### [Consigna del ejercicio 1]
Responda, a partir del fragmento sobre la ciudadanía, estas preguntas:
(a) ¿En qué obra de Maquiavelo se basa la paráfrasis sobre las buenas leyes y los buenos hábitos?
(b) ¿Cuáles son las tres grandes tradiciones que hoy convergen para discutir la ciudadanía?
(c) ¿A qué autor y año se atribuye el concepto de ciudadanía postnacional?
### [Consigna del ejercicio 2]
Prolongue el fragmento sobre la ciudadanía y el republicanismo cívico a partir de su última oración.

### [Extracto de página]
____________

Otra cuestión fundamental para el republicanismo cívico es crear las condiciones legales, institucionales y culturales para la expresión de opiniones y puntos de vista divergentes en los procesos de deliberación de los asuntos públicos, como reflejo de la pluralidad social que, al consolidarse, impide que el poder se concentre creando controles y equilibrios. Asimismo, parafraseando a Maquiavelo en Discursos sobre la primera década de Tito Livio, el republicanismo considera que al crear buenas leyes se crean buenos hábitos y los buenos hábitos crean buenas leyes, como un camino y un proceso que se puede construir colectivamente en salvaguarda de la libertad de las personas (Pettit, 1999).

Es evidente que las tres grandes tradiciones que convergen hoy día (liberalismo, comunitarismo y republicanismo cívico) para discutir a la ciudadanía en sus dimensiones teórica y empírica, se mezclan a su vez con nuevos desarrollos analíticos, a veces como complementarios y otras como antagónicos a los planteamientos de las diferentes escuelas de pensamiento. En este sentido, en la discusión internacional la ciudadanía es conceptualizada a partir de nuevas orientaciones espacio-temporales y nuevos referentes empíricos, producidos en gran medida a partir de los procesos de globalización económica, política, social, cultural, religiosa, entre otros. Así, conceptos como ciudadanía mundial (Cortina, 1997), multiculturalismo (Kymlicka, 1992), ciudadanía diferenciada (Pateman, 1992; Young, 2000), ciudadanía postnacional (Habermas, 2000), ciudadanía planetaria (Morin, Ciurana y Motta, 2003), cosmopolitismo (Beck, 2001; Held, 2012), entre otros, que no desarrollamos en este trabajo, forman parte del debate internacional sobre ciudadanía y muestran los distintos matices que puede tener la idea de ciudadanía a partir de las divergentes y contradictorias realidades sociales que se gestan en todo el mundo en el marco de los procesos de globalización.

____________

### [Registros listados]
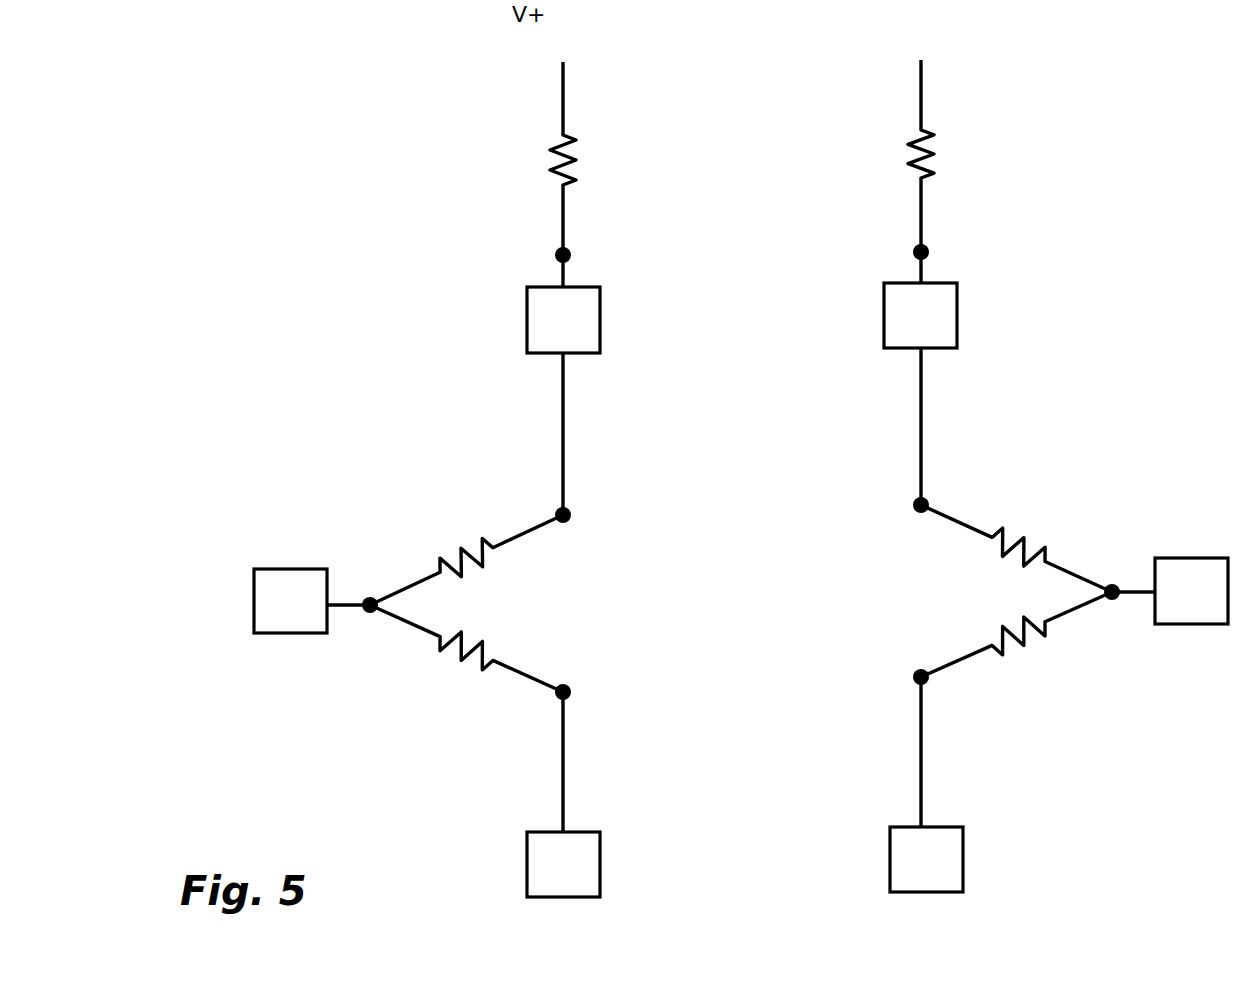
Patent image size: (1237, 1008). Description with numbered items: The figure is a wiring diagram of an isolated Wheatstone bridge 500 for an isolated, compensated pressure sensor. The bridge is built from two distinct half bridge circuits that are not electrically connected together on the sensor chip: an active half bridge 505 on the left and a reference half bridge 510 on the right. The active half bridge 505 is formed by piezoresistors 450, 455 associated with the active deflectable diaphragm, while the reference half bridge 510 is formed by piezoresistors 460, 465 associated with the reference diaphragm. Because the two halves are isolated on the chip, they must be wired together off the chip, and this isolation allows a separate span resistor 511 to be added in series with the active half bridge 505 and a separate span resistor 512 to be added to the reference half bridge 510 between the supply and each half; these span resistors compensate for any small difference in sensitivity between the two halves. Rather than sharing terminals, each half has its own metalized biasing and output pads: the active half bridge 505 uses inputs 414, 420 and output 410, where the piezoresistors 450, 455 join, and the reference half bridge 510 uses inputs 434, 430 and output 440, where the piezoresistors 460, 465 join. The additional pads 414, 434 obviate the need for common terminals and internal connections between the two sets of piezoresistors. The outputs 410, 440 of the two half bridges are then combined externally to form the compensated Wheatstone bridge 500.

The isolated Wheatstone bridge 500 is at (284, 98).
The active half bridge 505 is at (422, 308).
The reference half bridge 510 is at (812, 310).
The span resistor 511 is at (550, 173).
The span resistor 512 is at (905, 167).
The terminal pad 414 is at (563, 320).
The terminal pad 434 is at (920, 315).
The output terminal pad 410 is at (312, 601).
The output terminal pad 440 is at (1170, 591).
The input terminal pad 420 is at (563, 864).
The input terminal pad 430 is at (926, 859).
The piezoresistor 450 is at (466, 560).
The piezoresistor 455 is at (466, 648).
The piezoresistor 460 is at (1016, 548).
The piezoresistor 465 is at (1016, 634).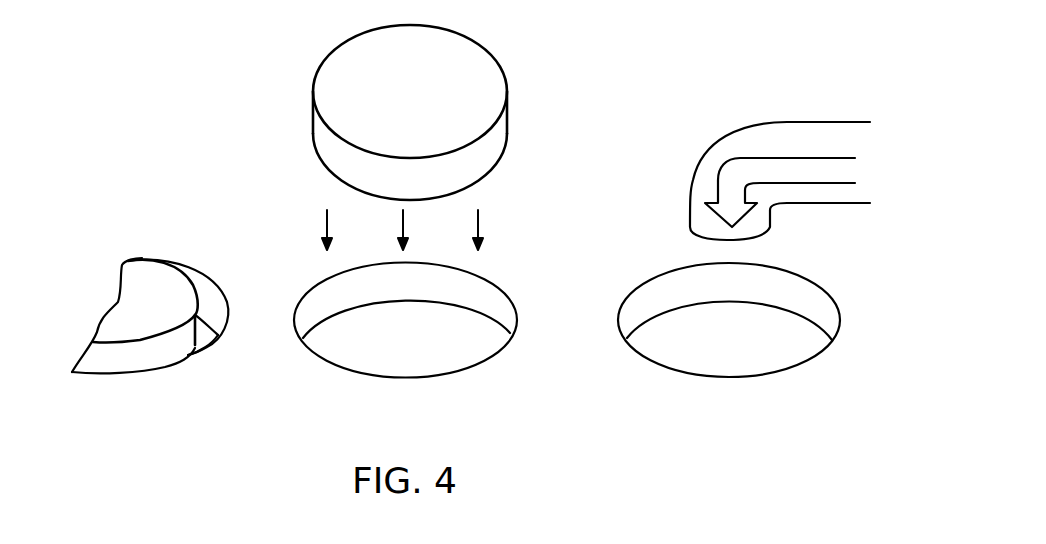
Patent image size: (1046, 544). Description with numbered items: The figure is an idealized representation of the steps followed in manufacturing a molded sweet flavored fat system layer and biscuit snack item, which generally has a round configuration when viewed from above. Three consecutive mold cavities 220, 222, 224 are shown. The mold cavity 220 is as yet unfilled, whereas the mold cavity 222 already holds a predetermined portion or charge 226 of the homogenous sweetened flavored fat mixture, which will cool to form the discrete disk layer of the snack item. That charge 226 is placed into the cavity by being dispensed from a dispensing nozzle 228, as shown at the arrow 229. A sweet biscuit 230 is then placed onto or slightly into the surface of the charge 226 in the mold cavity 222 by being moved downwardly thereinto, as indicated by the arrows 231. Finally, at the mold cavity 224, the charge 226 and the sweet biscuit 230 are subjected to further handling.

The mold cavity 220 is at (780, 377).
The mold cavity 222 is at (402, 383).
The mold cavity 224 is at (127, 380).
The charge 226 is at (433, 341).
The dispensing nozzle 228 is at (825, 217).
The arrow 229 is at (767, 167).
The sweet biscuit 230 is at (442, 82).
The arrow 231 is at (483, 226).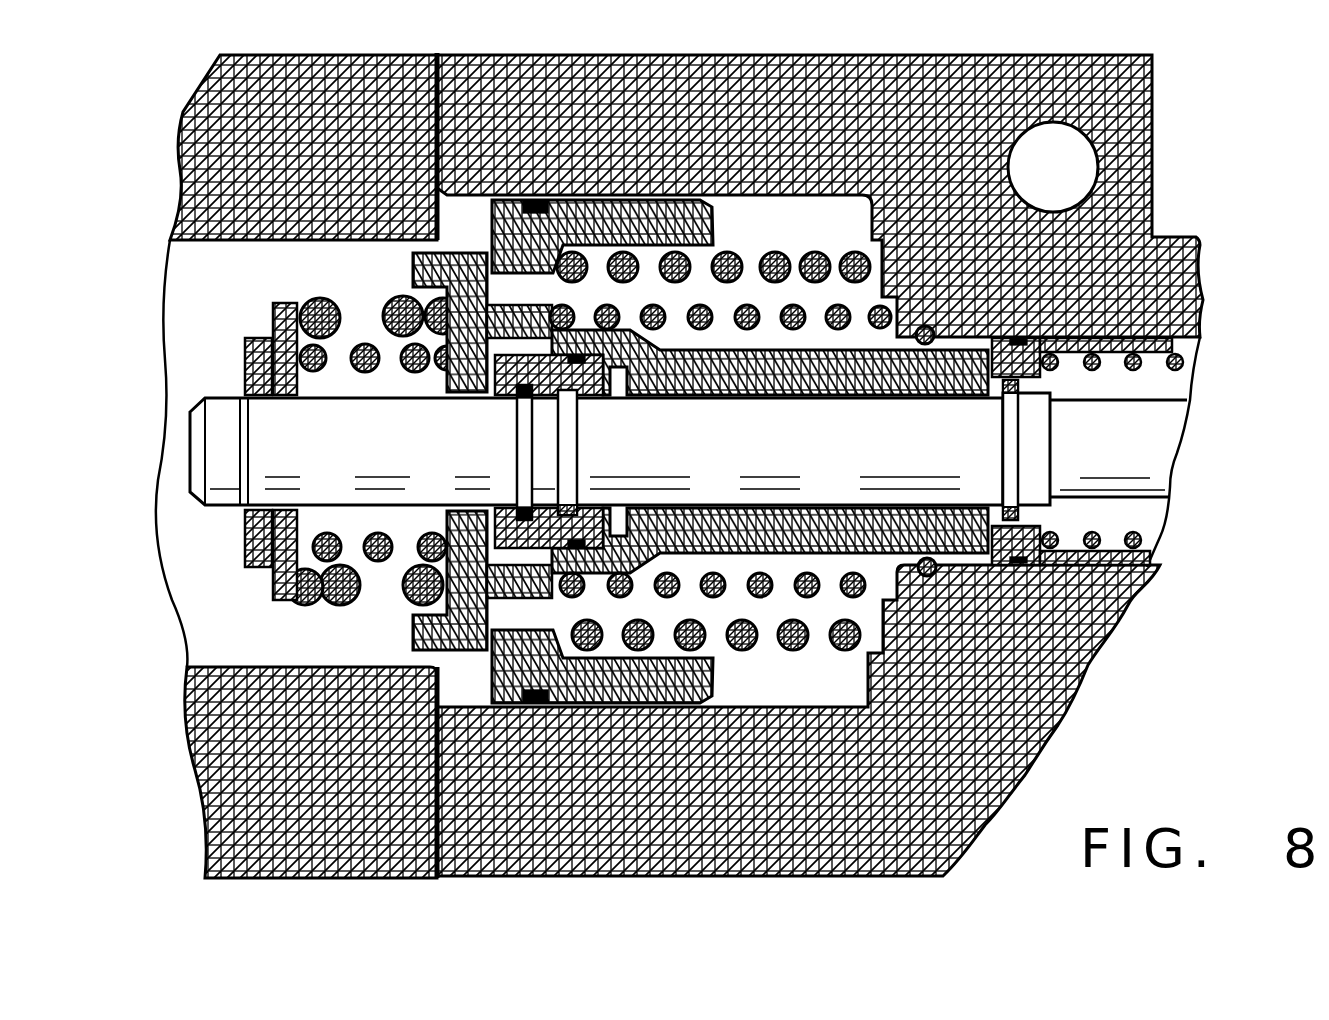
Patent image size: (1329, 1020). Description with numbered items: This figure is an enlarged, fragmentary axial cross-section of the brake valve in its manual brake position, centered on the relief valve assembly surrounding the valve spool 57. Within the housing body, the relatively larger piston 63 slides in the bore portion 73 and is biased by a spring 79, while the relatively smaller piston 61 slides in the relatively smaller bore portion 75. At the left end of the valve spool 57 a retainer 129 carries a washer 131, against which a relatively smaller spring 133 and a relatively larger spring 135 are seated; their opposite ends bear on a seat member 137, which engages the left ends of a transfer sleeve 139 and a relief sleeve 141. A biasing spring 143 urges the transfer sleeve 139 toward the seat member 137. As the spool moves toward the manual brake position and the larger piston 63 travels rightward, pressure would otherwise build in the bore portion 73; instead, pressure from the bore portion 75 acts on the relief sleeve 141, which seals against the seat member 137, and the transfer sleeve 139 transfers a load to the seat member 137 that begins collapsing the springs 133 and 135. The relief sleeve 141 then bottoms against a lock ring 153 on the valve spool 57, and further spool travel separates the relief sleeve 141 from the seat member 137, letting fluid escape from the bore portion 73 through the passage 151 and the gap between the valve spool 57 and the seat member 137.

____________

### [Respuesta 1]
(a) Discursos sobre la primera década de Tito Livio.
(b) El liberalismo, el comunitarismo y el republicanismo cívico.
(c) A Habermas, 2000.

### [Respuesta 2]
Más allá del debate internacional, es evidente que en las últimas décadas en México, el tema de la ciudadanía está ocupando la atención de las comunidades académicas, las instituciones del Estado, los organismos no gubernamentales y la sociedad civil en general. Como tema de deliberación teórica y como análisis de realidades empíricas, la ciudadanía en México está ligada hoy día a diferentes procesos sociales, políticos, culturales, entre otros, en sus dimensiones de participación, organización y movilización. No siempre fue así, la ciudadanía en sus acepciones más actuales es relativamente reciente; en realidad, ha atravesado un largo y azaroso proceso desde las épocas de la conquista española y hasta nuestros días.

A continuación presentamos un breve recuento histórico de cómo la idea de la ciudadanía fue penetrando en la organización social y política del país, primero como un referente cercano solo a las élites gobernantes y los sectores sociales más acomodados e ilustrados, para luego instaurarse lentamente en el imaginario social4 de los distintos grupos de la sociedad. Una idea aún incipiente y hasta casi ajena a determinados sectores sociales, todavía muy alejados del ideal de la modernidad liberal y sus variantes en la época actual en las sociedades más desarrolladas. Con este recuento pretendemos acercarnos a una síntesis de los procesos de construcción de la ciudadanía en México hasta nuestros días.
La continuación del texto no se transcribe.